## Task directions
Records follow. Pull out every line that contains "text".

## A run of records
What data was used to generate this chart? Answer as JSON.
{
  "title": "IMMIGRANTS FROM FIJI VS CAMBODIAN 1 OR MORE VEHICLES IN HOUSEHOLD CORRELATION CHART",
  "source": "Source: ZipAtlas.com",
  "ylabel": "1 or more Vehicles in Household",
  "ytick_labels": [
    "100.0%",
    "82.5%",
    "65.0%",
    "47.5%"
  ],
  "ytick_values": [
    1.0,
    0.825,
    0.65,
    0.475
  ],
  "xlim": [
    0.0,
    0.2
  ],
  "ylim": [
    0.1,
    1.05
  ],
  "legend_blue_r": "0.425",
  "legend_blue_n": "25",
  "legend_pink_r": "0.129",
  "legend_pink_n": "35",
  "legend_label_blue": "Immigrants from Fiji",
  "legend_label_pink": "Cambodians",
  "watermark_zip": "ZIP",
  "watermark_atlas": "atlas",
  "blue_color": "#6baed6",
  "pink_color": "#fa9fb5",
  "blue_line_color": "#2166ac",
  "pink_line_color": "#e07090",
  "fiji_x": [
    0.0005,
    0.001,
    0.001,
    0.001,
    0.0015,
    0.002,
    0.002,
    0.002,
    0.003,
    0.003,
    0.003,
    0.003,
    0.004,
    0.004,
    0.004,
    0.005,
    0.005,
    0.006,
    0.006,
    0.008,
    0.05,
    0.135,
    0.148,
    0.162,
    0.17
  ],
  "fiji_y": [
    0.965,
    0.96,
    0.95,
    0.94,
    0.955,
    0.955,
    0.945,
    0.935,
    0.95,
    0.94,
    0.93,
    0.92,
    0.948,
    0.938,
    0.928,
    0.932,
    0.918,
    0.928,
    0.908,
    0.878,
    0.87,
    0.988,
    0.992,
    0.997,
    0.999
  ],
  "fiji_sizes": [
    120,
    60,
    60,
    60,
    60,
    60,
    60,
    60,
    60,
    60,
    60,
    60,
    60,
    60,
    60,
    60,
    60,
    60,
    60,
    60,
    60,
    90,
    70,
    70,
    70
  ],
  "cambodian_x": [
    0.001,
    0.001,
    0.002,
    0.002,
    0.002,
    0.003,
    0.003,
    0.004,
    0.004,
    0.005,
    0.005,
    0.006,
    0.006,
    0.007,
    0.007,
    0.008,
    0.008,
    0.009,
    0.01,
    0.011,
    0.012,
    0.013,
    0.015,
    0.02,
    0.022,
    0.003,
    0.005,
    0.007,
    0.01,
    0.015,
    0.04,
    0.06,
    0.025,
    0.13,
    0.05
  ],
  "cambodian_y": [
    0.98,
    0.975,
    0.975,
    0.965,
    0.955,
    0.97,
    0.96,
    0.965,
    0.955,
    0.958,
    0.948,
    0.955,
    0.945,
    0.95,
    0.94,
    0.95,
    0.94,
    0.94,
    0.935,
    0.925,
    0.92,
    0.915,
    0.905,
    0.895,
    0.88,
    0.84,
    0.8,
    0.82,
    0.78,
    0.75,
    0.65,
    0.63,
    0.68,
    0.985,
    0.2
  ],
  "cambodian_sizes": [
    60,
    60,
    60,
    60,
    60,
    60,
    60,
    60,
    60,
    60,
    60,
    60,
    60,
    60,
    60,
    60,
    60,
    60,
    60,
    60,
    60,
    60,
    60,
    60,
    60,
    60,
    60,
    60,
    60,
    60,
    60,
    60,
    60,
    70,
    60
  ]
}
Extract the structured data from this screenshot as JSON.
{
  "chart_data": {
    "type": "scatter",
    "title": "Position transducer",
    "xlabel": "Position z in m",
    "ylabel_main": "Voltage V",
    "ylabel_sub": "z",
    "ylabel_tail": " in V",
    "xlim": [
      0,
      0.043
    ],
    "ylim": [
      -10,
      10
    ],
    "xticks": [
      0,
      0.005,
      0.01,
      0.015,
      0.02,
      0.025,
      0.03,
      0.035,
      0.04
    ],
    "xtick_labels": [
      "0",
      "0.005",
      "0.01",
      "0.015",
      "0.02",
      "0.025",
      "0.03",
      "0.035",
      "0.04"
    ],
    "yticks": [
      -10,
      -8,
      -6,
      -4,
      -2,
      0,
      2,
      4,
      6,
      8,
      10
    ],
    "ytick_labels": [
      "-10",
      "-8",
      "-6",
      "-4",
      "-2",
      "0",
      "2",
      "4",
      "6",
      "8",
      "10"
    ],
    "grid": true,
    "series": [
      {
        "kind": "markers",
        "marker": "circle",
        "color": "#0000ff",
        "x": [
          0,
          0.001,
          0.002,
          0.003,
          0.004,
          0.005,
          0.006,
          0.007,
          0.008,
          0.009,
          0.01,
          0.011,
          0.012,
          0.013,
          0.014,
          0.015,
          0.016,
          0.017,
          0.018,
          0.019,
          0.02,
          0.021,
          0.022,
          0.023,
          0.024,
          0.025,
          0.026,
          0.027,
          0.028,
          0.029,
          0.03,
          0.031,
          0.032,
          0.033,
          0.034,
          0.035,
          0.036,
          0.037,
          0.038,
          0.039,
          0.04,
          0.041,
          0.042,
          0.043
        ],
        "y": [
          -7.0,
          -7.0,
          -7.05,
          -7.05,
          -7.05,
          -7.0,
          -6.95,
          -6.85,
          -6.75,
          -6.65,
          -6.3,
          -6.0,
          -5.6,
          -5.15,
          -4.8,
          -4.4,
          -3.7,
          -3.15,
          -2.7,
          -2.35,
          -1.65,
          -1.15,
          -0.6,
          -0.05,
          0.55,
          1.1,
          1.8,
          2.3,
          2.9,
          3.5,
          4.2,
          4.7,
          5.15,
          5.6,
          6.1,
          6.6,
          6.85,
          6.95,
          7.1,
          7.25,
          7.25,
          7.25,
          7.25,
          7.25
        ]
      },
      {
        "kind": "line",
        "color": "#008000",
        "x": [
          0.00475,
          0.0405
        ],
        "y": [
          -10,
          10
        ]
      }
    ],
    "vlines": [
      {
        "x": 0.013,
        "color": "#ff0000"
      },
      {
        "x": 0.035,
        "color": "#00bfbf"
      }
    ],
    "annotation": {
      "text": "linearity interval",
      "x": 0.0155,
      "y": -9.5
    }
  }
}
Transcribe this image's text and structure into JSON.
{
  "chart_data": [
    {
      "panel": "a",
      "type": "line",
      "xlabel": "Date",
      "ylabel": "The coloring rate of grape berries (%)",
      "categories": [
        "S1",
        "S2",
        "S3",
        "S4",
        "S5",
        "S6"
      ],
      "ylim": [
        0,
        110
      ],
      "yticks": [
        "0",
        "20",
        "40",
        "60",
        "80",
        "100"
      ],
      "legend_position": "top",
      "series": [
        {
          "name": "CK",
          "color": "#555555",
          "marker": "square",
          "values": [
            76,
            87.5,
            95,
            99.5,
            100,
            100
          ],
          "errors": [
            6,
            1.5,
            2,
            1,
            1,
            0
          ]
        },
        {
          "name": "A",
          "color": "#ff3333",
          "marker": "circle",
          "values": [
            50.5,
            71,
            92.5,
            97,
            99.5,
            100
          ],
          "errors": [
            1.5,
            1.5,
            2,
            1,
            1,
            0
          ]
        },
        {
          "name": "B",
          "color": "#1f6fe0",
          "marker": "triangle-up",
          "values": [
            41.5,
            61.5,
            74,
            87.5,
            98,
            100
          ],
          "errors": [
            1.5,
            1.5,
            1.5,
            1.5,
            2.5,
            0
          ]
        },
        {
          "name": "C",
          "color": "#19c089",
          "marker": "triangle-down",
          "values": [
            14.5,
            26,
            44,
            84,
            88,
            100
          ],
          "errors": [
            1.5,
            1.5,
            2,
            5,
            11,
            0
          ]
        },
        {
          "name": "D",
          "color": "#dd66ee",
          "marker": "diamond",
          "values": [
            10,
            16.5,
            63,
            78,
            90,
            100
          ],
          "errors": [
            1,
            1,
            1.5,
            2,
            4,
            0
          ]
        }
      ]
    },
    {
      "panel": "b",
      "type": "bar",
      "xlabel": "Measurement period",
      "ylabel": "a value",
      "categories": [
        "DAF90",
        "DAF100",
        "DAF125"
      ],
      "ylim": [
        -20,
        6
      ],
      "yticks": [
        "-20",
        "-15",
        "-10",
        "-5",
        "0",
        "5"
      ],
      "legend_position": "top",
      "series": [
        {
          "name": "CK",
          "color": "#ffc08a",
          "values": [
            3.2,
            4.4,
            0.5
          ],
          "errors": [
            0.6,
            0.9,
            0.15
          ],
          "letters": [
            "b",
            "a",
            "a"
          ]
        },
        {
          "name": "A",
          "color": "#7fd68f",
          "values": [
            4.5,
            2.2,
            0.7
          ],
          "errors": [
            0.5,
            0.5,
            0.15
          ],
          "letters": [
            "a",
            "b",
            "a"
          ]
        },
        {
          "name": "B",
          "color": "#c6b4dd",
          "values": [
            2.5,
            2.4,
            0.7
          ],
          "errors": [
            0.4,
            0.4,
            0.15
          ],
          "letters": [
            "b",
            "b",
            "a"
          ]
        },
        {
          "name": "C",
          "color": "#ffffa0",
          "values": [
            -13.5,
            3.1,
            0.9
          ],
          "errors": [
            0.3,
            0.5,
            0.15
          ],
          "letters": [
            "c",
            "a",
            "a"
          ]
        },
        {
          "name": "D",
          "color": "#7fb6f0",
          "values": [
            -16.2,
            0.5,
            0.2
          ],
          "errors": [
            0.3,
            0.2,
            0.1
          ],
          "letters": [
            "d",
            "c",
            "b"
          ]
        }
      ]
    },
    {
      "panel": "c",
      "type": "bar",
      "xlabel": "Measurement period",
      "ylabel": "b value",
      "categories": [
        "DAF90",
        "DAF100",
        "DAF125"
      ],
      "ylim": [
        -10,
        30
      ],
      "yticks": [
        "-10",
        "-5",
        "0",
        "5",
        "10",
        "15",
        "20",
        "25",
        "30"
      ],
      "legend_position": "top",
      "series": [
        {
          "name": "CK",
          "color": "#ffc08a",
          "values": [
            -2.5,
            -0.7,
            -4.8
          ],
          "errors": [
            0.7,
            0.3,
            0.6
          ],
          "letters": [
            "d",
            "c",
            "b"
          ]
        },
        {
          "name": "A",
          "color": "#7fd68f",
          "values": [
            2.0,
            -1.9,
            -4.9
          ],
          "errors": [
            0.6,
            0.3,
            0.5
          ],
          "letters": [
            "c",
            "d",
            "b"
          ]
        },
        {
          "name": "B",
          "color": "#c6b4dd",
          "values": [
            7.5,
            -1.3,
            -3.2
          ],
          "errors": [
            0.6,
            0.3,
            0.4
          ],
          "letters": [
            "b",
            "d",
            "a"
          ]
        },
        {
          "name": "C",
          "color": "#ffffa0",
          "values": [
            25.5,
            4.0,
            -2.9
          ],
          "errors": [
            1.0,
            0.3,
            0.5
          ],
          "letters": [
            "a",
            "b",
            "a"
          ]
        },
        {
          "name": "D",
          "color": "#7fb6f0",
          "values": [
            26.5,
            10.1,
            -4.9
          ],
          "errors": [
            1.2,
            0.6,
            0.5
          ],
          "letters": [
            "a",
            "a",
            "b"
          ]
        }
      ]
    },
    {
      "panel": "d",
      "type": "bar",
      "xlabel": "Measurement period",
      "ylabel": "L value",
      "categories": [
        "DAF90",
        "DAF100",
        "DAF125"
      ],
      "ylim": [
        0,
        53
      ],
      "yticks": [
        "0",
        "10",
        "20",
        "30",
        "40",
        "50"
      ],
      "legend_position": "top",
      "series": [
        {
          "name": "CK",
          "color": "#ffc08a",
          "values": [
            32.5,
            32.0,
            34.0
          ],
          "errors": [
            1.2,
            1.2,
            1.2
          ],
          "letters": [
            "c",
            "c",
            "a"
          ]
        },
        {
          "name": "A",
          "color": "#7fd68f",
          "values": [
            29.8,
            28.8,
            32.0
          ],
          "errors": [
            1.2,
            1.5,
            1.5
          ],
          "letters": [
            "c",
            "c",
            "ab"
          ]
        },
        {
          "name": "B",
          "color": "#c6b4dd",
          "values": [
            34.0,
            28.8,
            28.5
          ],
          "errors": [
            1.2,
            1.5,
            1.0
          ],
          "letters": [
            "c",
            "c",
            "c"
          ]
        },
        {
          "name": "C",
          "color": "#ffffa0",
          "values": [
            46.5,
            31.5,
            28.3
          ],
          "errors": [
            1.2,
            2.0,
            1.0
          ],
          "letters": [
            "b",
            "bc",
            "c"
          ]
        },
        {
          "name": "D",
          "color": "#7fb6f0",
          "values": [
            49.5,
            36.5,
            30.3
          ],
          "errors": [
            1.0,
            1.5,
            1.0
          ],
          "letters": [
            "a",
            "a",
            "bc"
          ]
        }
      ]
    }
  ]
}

## Result of this task
      "text": "linearity interval",
Transcribe this image's text and structure into JSON.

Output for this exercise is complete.